WHAT IS EXPECTED>
Copy out each line that has "this" in it.

SUPPLIED DATA>
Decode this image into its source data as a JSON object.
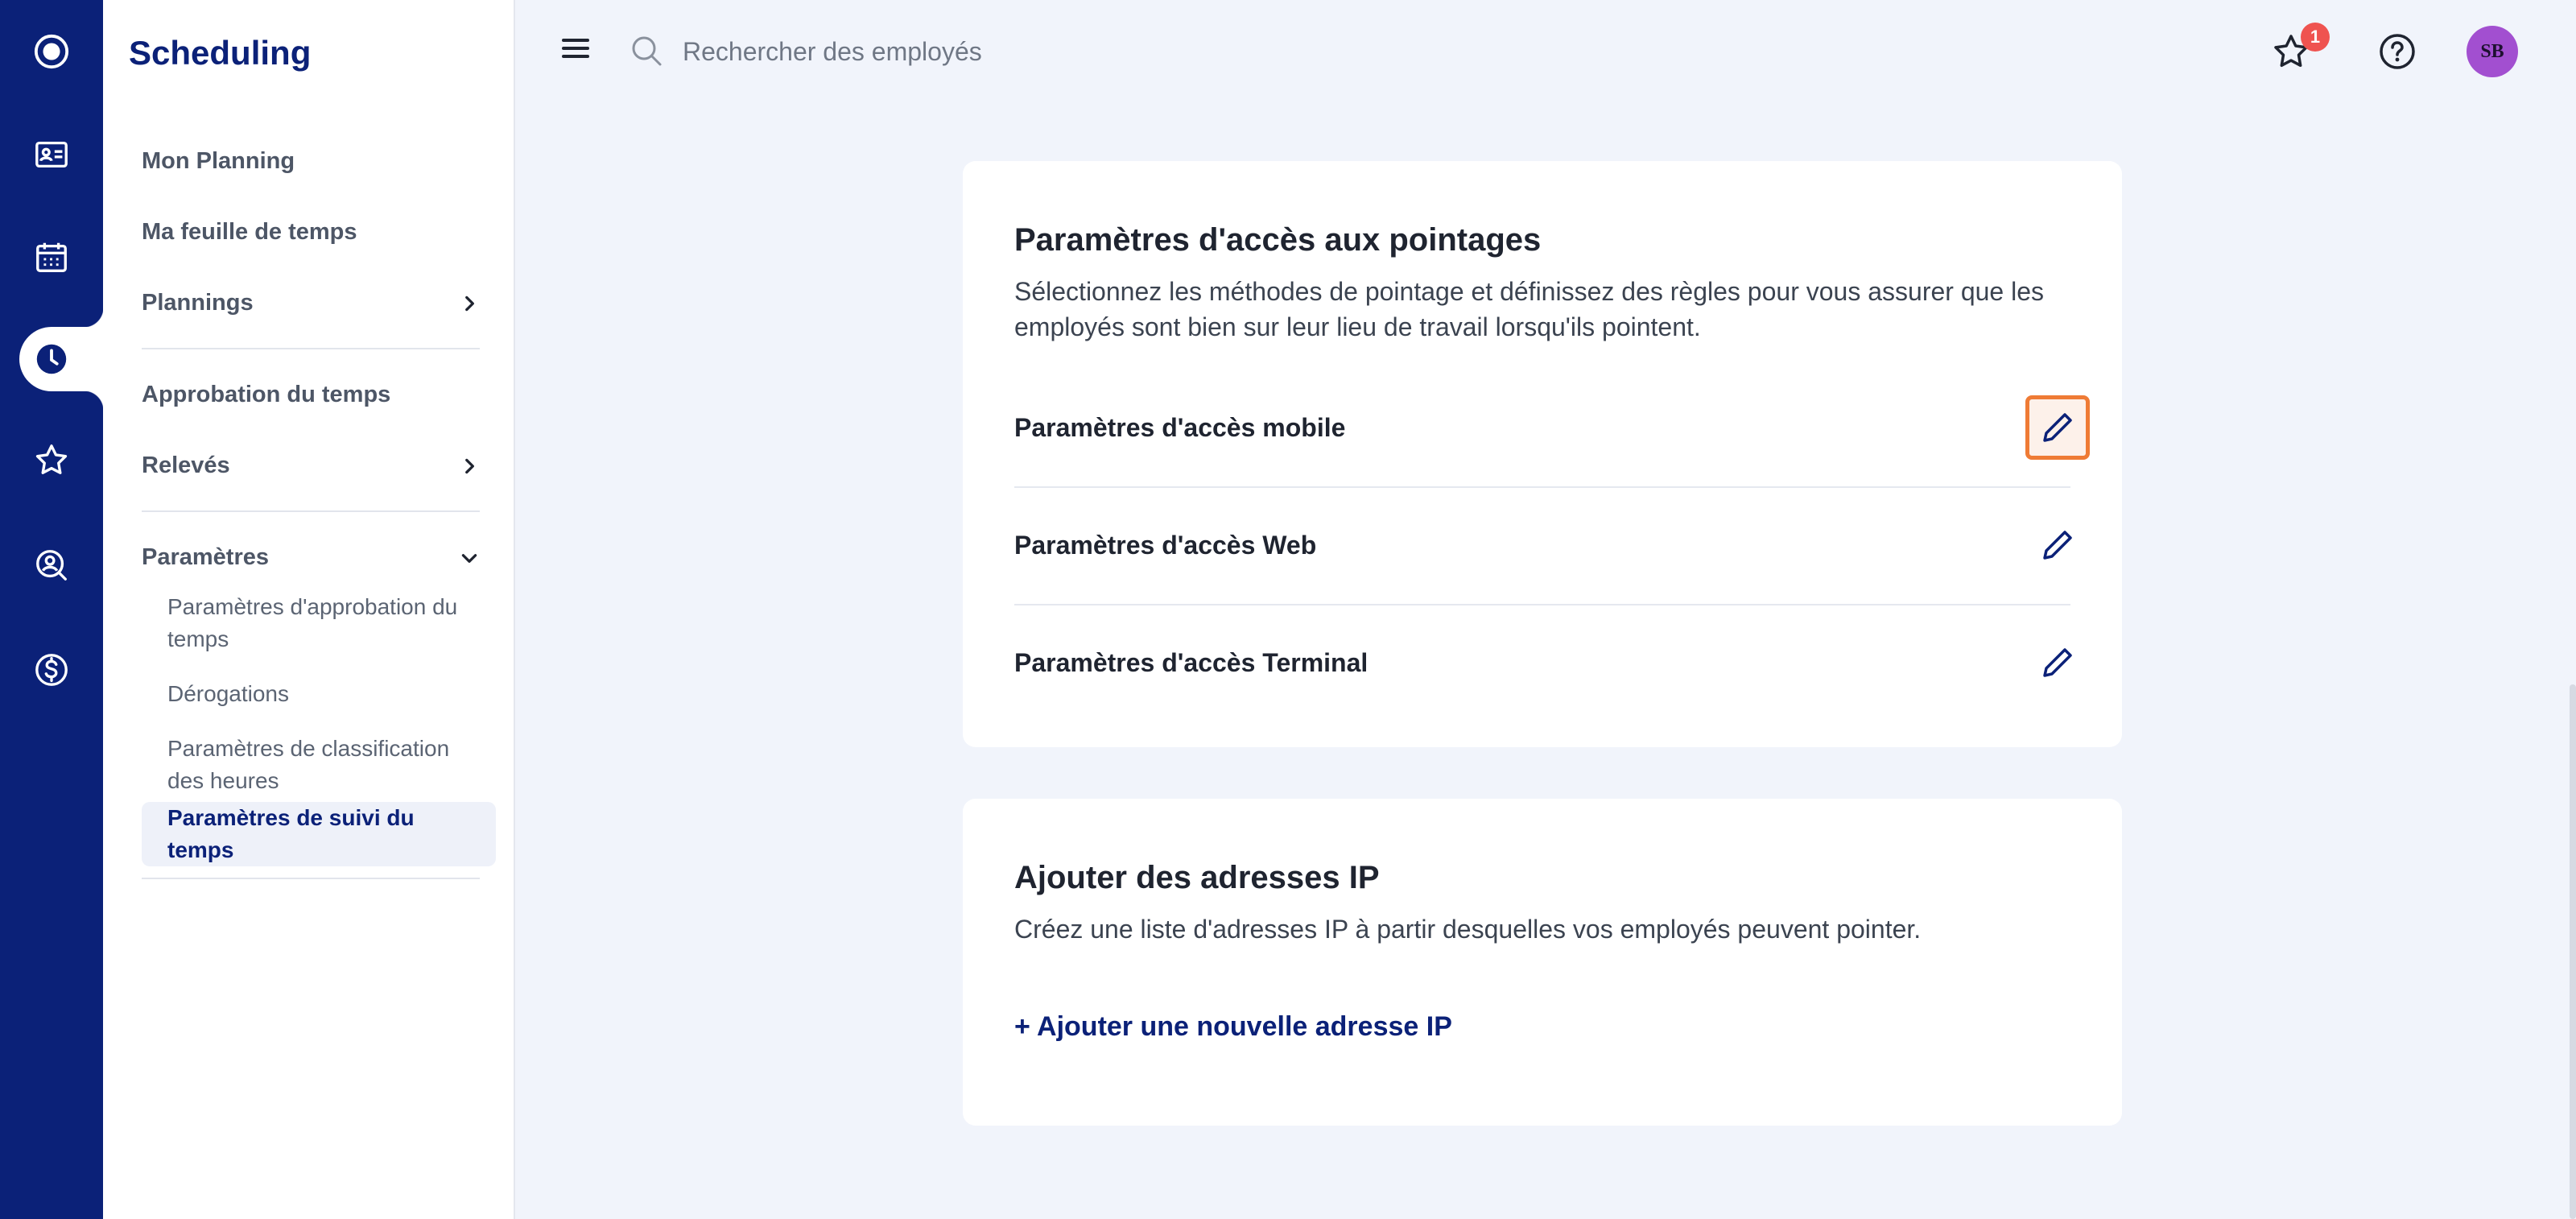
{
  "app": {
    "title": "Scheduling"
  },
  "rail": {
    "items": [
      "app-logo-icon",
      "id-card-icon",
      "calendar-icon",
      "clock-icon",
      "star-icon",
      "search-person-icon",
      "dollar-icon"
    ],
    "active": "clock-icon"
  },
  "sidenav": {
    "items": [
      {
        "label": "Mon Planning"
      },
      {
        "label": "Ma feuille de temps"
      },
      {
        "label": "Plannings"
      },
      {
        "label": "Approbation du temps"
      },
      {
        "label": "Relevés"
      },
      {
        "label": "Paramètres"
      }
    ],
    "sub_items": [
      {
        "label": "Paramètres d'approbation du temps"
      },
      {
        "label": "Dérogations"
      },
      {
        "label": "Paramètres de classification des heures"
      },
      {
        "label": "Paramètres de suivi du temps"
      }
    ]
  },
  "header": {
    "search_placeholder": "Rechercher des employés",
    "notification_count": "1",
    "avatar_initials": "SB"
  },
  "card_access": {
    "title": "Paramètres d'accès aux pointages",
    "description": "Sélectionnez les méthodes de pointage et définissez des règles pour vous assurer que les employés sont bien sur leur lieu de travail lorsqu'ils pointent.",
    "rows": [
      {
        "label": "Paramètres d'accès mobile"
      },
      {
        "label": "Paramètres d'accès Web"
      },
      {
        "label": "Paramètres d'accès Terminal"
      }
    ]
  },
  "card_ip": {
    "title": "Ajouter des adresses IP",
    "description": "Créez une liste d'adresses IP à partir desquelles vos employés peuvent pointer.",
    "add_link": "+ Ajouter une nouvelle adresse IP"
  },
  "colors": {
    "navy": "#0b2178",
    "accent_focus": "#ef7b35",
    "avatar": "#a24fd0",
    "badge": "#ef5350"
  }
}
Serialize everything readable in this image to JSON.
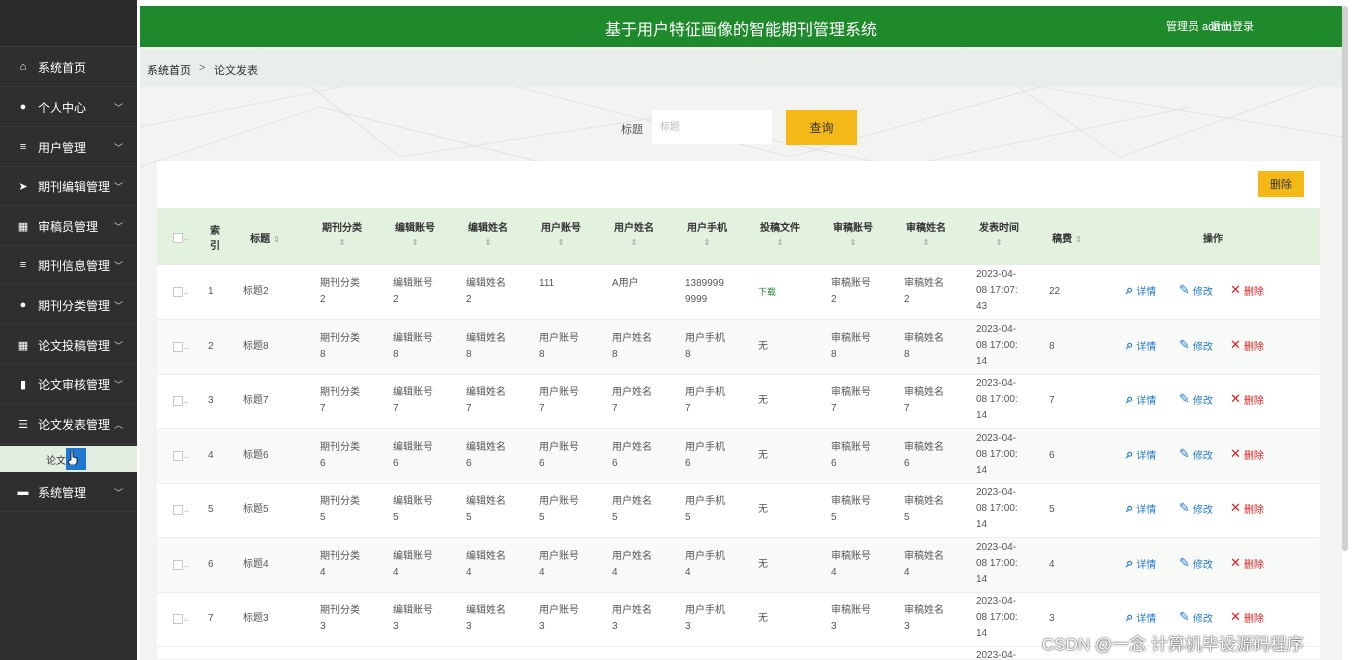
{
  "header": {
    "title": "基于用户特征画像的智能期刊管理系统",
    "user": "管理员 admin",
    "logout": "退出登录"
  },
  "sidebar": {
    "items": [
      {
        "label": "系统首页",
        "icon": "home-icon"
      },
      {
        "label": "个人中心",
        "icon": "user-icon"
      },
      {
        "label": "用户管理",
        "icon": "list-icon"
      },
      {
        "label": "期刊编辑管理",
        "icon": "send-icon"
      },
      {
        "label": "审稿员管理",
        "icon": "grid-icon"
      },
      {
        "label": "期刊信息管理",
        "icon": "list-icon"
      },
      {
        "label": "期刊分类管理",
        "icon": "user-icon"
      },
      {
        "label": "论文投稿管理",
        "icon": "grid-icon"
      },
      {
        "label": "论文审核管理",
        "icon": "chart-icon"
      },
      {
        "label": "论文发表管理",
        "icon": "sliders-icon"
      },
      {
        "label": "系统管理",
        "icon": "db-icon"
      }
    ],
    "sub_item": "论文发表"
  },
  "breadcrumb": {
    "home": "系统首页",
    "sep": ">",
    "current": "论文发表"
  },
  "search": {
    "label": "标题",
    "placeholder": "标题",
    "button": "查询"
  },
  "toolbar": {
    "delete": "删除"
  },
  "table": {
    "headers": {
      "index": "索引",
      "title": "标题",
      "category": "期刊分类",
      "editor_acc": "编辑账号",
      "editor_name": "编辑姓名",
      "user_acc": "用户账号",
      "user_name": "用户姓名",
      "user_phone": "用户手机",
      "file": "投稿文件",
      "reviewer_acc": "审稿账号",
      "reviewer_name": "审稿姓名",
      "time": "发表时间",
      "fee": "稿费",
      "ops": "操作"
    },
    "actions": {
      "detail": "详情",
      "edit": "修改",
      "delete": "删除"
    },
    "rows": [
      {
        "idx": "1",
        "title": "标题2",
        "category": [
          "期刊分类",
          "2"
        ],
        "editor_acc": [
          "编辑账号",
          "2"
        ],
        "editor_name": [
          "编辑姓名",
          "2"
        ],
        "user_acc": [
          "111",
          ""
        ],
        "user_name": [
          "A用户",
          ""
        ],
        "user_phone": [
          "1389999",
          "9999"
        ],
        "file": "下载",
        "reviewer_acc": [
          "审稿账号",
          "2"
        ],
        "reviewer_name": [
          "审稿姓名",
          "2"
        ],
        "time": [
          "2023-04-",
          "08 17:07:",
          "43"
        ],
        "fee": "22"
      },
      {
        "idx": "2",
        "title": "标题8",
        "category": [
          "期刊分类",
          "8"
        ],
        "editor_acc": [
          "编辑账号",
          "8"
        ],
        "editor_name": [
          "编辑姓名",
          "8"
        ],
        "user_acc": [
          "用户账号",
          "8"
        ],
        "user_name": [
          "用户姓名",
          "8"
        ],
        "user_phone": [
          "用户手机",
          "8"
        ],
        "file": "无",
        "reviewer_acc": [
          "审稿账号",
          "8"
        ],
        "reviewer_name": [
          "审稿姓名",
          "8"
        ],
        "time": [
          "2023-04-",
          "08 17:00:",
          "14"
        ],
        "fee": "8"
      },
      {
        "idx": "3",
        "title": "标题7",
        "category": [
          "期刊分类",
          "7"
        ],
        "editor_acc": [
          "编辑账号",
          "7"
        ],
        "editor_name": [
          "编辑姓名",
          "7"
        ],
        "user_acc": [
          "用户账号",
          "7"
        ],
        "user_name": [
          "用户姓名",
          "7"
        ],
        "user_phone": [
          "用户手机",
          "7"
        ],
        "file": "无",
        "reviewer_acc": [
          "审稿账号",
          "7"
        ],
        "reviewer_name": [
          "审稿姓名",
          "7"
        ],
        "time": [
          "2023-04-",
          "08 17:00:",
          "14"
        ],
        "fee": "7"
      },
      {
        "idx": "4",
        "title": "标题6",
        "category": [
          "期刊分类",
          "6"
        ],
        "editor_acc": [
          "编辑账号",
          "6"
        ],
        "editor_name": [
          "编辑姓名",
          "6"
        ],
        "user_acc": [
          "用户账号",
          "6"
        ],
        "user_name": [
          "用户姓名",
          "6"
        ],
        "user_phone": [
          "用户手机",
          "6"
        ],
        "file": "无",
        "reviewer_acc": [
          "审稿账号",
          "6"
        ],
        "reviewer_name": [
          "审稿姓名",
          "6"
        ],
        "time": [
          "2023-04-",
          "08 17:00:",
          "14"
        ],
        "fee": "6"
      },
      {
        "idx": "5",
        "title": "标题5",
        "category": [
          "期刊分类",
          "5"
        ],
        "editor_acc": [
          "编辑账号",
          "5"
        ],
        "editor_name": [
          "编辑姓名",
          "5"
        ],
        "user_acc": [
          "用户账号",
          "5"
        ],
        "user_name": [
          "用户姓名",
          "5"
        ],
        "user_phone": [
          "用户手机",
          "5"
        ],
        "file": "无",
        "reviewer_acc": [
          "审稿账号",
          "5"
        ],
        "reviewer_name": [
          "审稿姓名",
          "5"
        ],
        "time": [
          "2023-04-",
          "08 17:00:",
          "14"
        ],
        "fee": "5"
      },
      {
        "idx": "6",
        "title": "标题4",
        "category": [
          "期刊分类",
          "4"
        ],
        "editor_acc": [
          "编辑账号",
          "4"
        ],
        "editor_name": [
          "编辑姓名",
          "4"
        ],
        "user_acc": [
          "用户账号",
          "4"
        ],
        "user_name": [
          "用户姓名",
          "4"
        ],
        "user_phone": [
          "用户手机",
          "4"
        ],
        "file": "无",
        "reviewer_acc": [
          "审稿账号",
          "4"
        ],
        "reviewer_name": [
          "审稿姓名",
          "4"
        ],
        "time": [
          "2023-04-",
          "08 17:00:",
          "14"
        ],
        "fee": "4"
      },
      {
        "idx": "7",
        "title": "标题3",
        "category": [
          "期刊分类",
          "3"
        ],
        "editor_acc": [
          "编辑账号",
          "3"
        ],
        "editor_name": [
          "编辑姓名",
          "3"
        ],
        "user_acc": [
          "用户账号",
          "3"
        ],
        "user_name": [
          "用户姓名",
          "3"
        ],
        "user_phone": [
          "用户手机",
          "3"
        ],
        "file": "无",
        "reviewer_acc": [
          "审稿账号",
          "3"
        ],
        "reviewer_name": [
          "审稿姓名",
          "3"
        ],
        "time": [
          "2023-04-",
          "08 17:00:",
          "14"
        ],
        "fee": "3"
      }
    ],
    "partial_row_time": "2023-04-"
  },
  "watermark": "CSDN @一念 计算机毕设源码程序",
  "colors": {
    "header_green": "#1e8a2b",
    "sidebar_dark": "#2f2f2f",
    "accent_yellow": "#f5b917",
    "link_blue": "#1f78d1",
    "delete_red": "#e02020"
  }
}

RESPONSE TO THE EXERCISE>
Decode this image into its source data as a JSON object.
Serialize everything readable in this image to JSON.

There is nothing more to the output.